Short problem ▸ Repeat all entries exactly.

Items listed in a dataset
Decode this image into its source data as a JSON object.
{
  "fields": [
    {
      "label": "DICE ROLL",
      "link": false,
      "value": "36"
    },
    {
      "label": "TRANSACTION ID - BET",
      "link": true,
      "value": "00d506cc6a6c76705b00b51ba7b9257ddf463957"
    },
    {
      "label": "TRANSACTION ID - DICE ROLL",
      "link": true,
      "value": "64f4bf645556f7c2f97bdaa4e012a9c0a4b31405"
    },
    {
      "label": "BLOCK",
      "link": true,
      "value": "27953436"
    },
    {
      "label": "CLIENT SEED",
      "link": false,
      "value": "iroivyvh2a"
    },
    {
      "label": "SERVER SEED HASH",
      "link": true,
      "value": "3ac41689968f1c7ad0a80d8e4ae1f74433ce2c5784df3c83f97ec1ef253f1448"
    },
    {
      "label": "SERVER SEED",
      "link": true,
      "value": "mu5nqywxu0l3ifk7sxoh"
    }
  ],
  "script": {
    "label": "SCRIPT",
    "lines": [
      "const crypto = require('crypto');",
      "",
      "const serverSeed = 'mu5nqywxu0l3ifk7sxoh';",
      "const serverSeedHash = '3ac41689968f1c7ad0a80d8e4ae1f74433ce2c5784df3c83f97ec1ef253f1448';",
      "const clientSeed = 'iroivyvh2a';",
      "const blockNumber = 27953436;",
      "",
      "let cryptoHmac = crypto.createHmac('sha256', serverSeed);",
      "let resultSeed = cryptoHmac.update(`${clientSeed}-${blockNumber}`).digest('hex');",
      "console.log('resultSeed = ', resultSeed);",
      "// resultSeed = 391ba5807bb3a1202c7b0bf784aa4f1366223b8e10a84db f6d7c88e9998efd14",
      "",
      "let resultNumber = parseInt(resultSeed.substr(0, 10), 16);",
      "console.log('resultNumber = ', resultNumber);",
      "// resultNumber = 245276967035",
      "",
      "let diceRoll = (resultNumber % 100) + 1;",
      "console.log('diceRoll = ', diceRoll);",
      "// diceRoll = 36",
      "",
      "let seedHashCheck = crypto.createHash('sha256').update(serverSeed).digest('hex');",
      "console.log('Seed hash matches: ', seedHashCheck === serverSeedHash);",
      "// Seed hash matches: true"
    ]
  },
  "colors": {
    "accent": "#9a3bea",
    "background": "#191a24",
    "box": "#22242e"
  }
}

Result for this task ▸
Decode this image into its source data as a JSON object.
{
  "fields": [
    {
      "label": "DICE ROLL",
      "link": false,
      "value": "36"
    },
    {
      "label": "TRANSACTION ID - BET",
      "link": true,
      "value": "00d506cc6a6c76705b00b51ba7b9257ddf463957"
    },
    {
      "label": "TRANSACTION ID - DICE ROLL",
      "link": true,
      "value": "64f4bf645556f7c2f97bdaa4e012a9c0a4b31405"
    },
    {
      "label": "BLOCK",
      "link": true,
      "value": "27953436"
    },
    {
      "label": "CLIENT SEED",
      "link": false,
      "value": "iroivyvh2a"
    },
    {
      "label": "SERVER SEED HASH",
      "link": true,
      "value": "3ac41689968f1c7ad0a80d8e4ae1f74433ce2c5784df3c83f97ec1ef253f1448"
    },
    {
      "label": "SERVER SEED",
      "link": true,
      "value": "mu5nqywxu0l3ifk7sxoh"
    }
  ],
  "script": {
    "label": "SCRIPT",
    "lines": [
      "const crypto = require('crypto');",
      "",
      "const serverSeed = 'mu5nqywxu0l3ifk7sxoh';",
      "const serverSeedHash = '3ac41689968f1c7ad0a80d8e4ae1f74433ce2c5784df3c83f97ec1ef253f1448';",
      "const clientSeed = 'iroivyvh2a';",
      "const blockNumber = 27953436;",
      "",
      "let cryptoHmac = crypto.createHmac('sha256', serverSeed);",
      "let resultSeed = cryptoHmac.update(`${clientSeed}-${blockNumber}`).digest('hex');",
      "console.log('resultSeed = ', resultSeed);",
      "// resultSeed = 391ba5807bb3a1202c7b0bf784aa4f1366223b8e10a84db f6d7c88e9998efd14",
      "",
      "let resultNumber = parseInt(resultSeed.substr(0, 10), 16);",
      "console.log('resultNumber = ', resultNumber);",
      "// resultNumber = 245276967035",
      "",
      "let diceRoll = (resultNumber % 100) + 1;",
      "console.log('diceRoll = ', diceRoll);",
      "// diceRoll = 36",
      "",
      "let seedHashCheck = crypto.createHash('sha256').update(serverSeed).digest('hex');",
      "console.log('Seed hash matches: ', seedHashCheck === serverSeedHash);",
      "// Seed hash matches: true"
    ]
  },
  "colors": {
    "accent": "#9a3bea",
    "background": "#191a24",
    "box": "#22242e"
  }
}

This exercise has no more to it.